* Start Extracted records *
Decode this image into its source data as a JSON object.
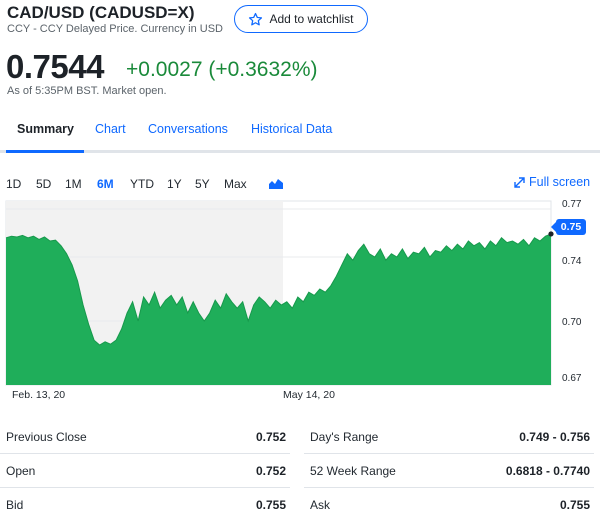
{
  "header": {
    "title": "CAD/USD (CADUSD=X)",
    "subtitle": "CCY - CCY Delayed Price. Currency in USD",
    "watchlist_label": "Add to watchlist"
  },
  "quote": {
    "price": "0.7544",
    "change": "+0.0027 (+0.3632%)",
    "as_of": "As of 5:35PM BST. Market open."
  },
  "tabs": [
    {
      "label": "Summary",
      "active": true
    },
    {
      "label": "Chart"
    },
    {
      "label": "Conversations"
    },
    {
      "label": "Historical Data"
    }
  ],
  "ranges": [
    {
      "label": "1D"
    },
    {
      "label": "5D"
    },
    {
      "label": "1M"
    },
    {
      "label": "6M",
      "active": true
    },
    {
      "label": "YTD"
    },
    {
      "label": "1Y"
    },
    {
      "label": "5Y"
    },
    {
      "label": "Max"
    }
  ],
  "chart_type_icon": "mountain-chart-icon",
  "fullscreen_label": "Full screen",
  "colors": {
    "accent": "#0f69ff",
    "area_fill": "#1fae5a",
    "positive": "#1a8a3a"
  },
  "chart_data": {
    "type": "area",
    "x_tick_labels": [
      "Feb. 13, 20",
      "May 14, 20"
    ],
    "y_tick_labels": [
      "0.77",
      "0.74",
      "0.70",
      "0.67"
    ],
    "ylim": [
      0.66,
      0.775
    ],
    "current_value_label": "0.75",
    "current_value": 0.7544,
    "series": [
      {
        "values": [
          0.752,
          0.753,
          0.7525,
          0.7535,
          0.752,
          0.753,
          0.751,
          0.7525,
          0.75,
          0.7505,
          0.747,
          0.742,
          0.735,
          0.725,
          0.71,
          0.698,
          0.688,
          0.685,
          0.687,
          0.6855,
          0.688,
          0.695,
          0.705,
          0.712,
          0.7,
          0.715,
          0.71,
          0.718,
          0.708,
          0.713,
          0.716,
          0.71,
          0.715,
          0.705,
          0.712,
          0.705,
          0.7,
          0.705,
          0.713,
          0.708,
          0.717,
          0.712,
          0.708,
          0.712,
          0.7,
          0.71,
          0.715,
          0.712,
          0.708,
          0.713,
          0.71,
          0.712,
          0.708,
          0.715,
          0.712,
          0.718,
          0.716,
          0.72,
          0.718,
          0.722,
          0.728,
          0.735,
          0.742,
          0.738,
          0.744,
          0.748,
          0.742,
          0.74,
          0.745,
          0.738,
          0.742,
          0.74,
          0.745,
          0.739,
          0.743,
          0.742,
          0.746,
          0.74,
          0.744,
          0.743,
          0.747,
          0.744,
          0.748,
          0.745,
          0.75,
          0.747,
          0.749,
          0.745,
          0.75,
          0.747,
          0.752,
          0.749,
          0.75,
          0.748,
          0.751,
          0.747,
          0.752,
          0.75,
          0.753,
          0.7544
        ]
      }
    ]
  },
  "stats": {
    "left": [
      {
        "label": "Previous Close",
        "value": "0.752"
      },
      {
        "label": "Open",
        "value": "0.752"
      },
      {
        "label": "Bid",
        "value": "0.755"
      }
    ],
    "right": [
      {
        "label": "Day's Range",
        "value": "0.749 - 0.756"
      },
      {
        "label": "52 Week Range",
        "value": "0.6818 - 0.7740"
      },
      {
        "label": "Ask",
        "value": "0.755"
      }
    ]
  }
}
* End Extracted records *
Goal of the exercise -> Extract the full listing exactly, with the pictures left out.

In response ->
Decode this image into its source data as a JSON object.
{
  "header": {
    "title": "CAD/USD (CADUSD=X)",
    "subtitle": "CCY - CCY Delayed Price. Currency in USD",
    "watchlist_label": "Add to watchlist"
  },
  "quote": {
    "price": "0.7544",
    "change": "+0.0027 (+0.3632%)",
    "as_of": "As of 5:35PM BST. Market open."
  },
  "tabs": [
    {
      "label": "Summary",
      "active": true
    },
    {
      "label": "Chart"
    },
    {
      "label": "Conversations"
    },
    {
      "label": "Historical Data"
    }
  ],
  "ranges": [
    {
      "label": "1D"
    },
    {
      "label": "5D"
    },
    {
      "label": "1M"
    },
    {
      "label": "6M",
      "active": true
    },
    {
      "label": "YTD"
    },
    {
      "label": "1Y"
    },
    {
      "label": "5Y"
    },
    {
      "label": "Max"
    }
  ],
  "chart_type_icon": "mountain-chart-icon",
  "fullscreen_label": "Full screen",
  "colors": {
    "accent": "#0f69ff",
    "area_fill": "#1fae5a",
    "positive": "#1a8a3a"
  },
  "chart_data": {
    "type": "area",
    "x_tick_labels": [
      "Feb. 13, 20",
      "May 14, 20"
    ],
    "y_tick_labels": [
      "0.77",
      "0.74",
      "0.70",
      "0.67"
    ],
    "ylim": [
      0.66,
      0.775
    ],
    "current_value_label": "0.75",
    "current_value": 0.7544,
    "series": [
      {
        "values": [
          0.752,
          0.753,
          0.7525,
          0.7535,
          0.752,
          0.753,
          0.751,
          0.7525,
          0.75,
          0.7505,
          0.747,
          0.742,
          0.735,
          0.725,
          0.71,
          0.698,
          0.688,
          0.685,
          0.687,
          0.6855,
          0.688,
          0.695,
          0.705,
          0.712,
          0.7,
          0.715,
          0.71,
          0.718,
          0.708,
          0.713,
          0.716,
          0.71,
          0.715,
          0.705,
          0.712,
          0.705,
          0.7,
          0.705,
          0.713,
          0.708,
          0.717,
          0.712,
          0.708,
          0.712,
          0.7,
          0.71,
          0.715,
          0.712,
          0.708,
          0.713,
          0.71,
          0.712,
          0.708,
          0.715,
          0.712,
          0.718,
          0.716,
          0.72,
          0.718,
          0.722,
          0.728,
          0.735,
          0.742,
          0.738,
          0.744,
          0.748,
          0.742,
          0.74,
          0.745,
          0.738,
          0.742,
          0.74,
          0.745,
          0.739,
          0.743,
          0.742,
          0.746,
          0.74,
          0.744,
          0.743,
          0.747,
          0.744,
          0.748,
          0.745,
          0.75,
          0.747,
          0.749,
          0.745,
          0.75,
          0.747,
          0.752,
          0.749,
          0.75,
          0.748,
          0.751,
          0.747,
          0.752,
          0.75,
          0.753,
          0.7544
        ]
      }
    ]
  },
  "stats": {
    "left": [
      {
        "label": "Previous Close",
        "value": "0.752"
      },
      {
        "label": "Open",
        "value": "0.752"
      },
      {
        "label": "Bid",
        "value": "0.755"
      }
    ],
    "right": [
      {
        "label": "Day's Range",
        "value": "0.749 - 0.756"
      },
      {
        "label": "52 Week Range",
        "value": "0.6818 - 0.7740"
      },
      {
        "label": "Ask",
        "value": "0.755"
      }
    ]
  }
}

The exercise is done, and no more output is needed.